» **Given task**
Repeat the listing word for word. No pictures belong in the copy.

========================================================================

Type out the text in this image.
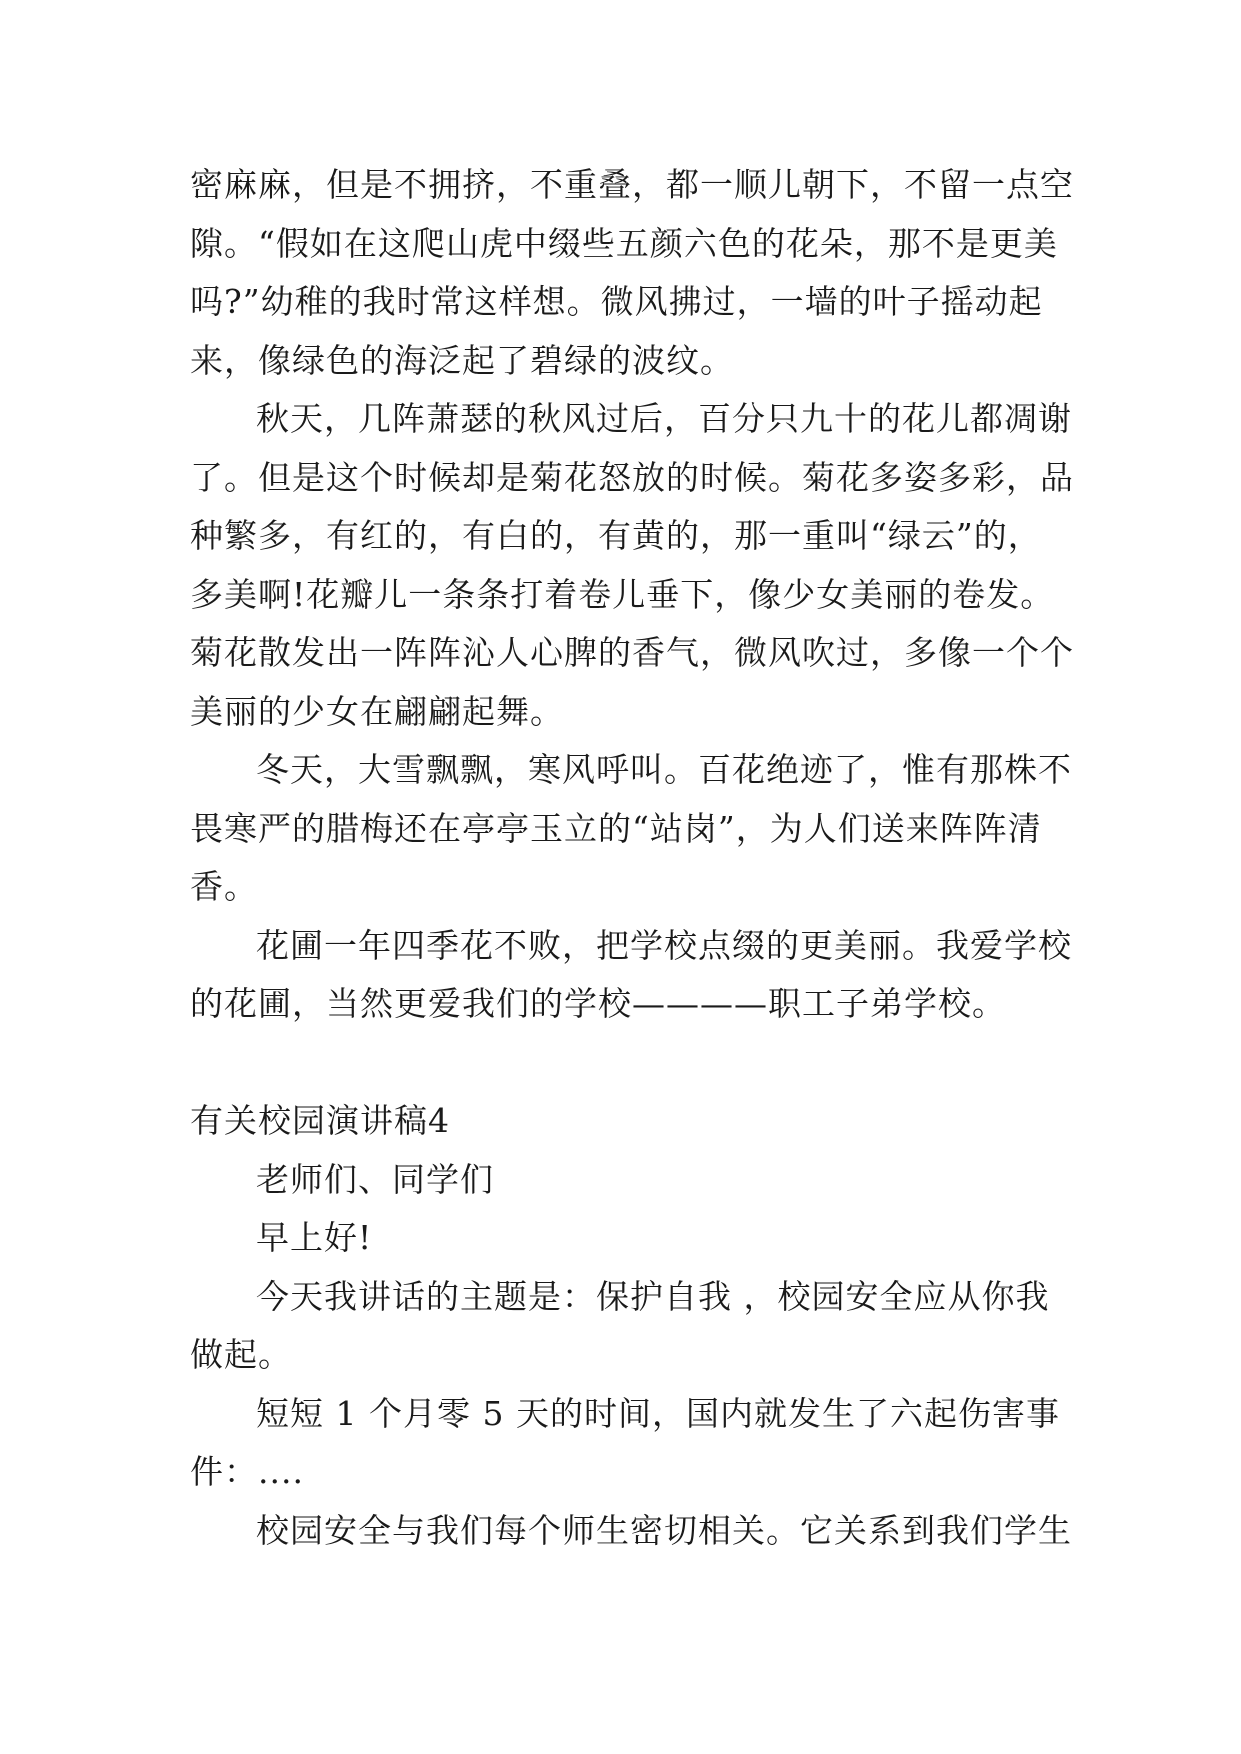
密麻麻，但是不拥挤，不重叠，都一顺儿朝下，不留一点空
隙。“假如在这爬山虎中缀些五颜六色的花朵，那不是更美
吗?”幼稚的我时常这样想。微风拂过，一墙的叶子摇动起
来，像绿色的海泛起了碧绿的波纹。
秋天，几阵萧瑟的秋风过后，百分只九十的花儿都凋谢
了。但是这个时候却是菊花怒放的时候。菊花多姿多彩，品
种繁多，有红的，有白的，有黄的，那一重叫“绿云”的，
多美啊!花瓣儿一条条打着卷儿垂下，像少女美丽的卷发。
菊花散发出一阵阵沁人心脾的香气，微风吹过，多像一个个
美丽的少女在翩翩起舞。
冬天，大雪飘飘，寒风呼叫。百花绝迹了，惟有那株不
畏寒严的腊梅还在亭亭玉立的“站岗”，为人们送来阵阵清
香。
花圃一年四季花不败，把学校点缀的更美丽。我爱学校
的花圃，当然更爱我们的学校————职工子弟学校。
有关校园演讲稿4
老师们、同学们
早上好!
今天我讲话的主题是：保护自我 ，校园安全应从你我
做起。
短短 1 个月零 5 天的时间，国内就发生了六起伤害事
件：....
校园安全与我们每个师生密切相关。它关系到我们学生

========================================================================

» **Solution for this problem**
Type out the text in this image.
密麻麻，但是不拥挤，不重叠，都一顺儿朝下，不留一点空
隙。“假如在这爬山虎中缀些五颜六色的花朵，那不是更美
吗?”幼稚的我时常这样想。微风拂过，一墙的叶子摇动起
来，像绿色的海泛起了碧绿的波纹。
秋天，几阵萧瑟的秋风过后，百分只九十的花儿都凋谢
了。但是这个时候却是菊花怒放的时候。菊花多姿多彩，品
种繁多，有红的，有白的，有黄的，那一重叫“绿云”的，
多美啊!花瓣儿一条条打着卷儿垂下，像少女美丽的卷发。
菊花散发出一阵阵沁人心脾的香气，微风吹过，多像一个个
美丽的少女在翩翩起舞。
冬天，大雪飘飘，寒风呼叫。百花绝迹了，惟有那株不
畏寒严的腊梅还在亭亭玉立的“站岗”，为人们送来阵阵清
香。
花圃一年四季花不败，把学校点缀的更美丽。我爱学校
的花圃，当然更爱我们的学校————职工子弟学校。
有关校园演讲稿4
老师们、同学们
早上好!
今天我讲话的主题是：保护自我 ，校园安全应从你我
做起。
短短 1 个月零 5 天的时间，国内就发生了六起伤害事
件：....
校园安全与我们每个师生密切相关。它关系到我们学生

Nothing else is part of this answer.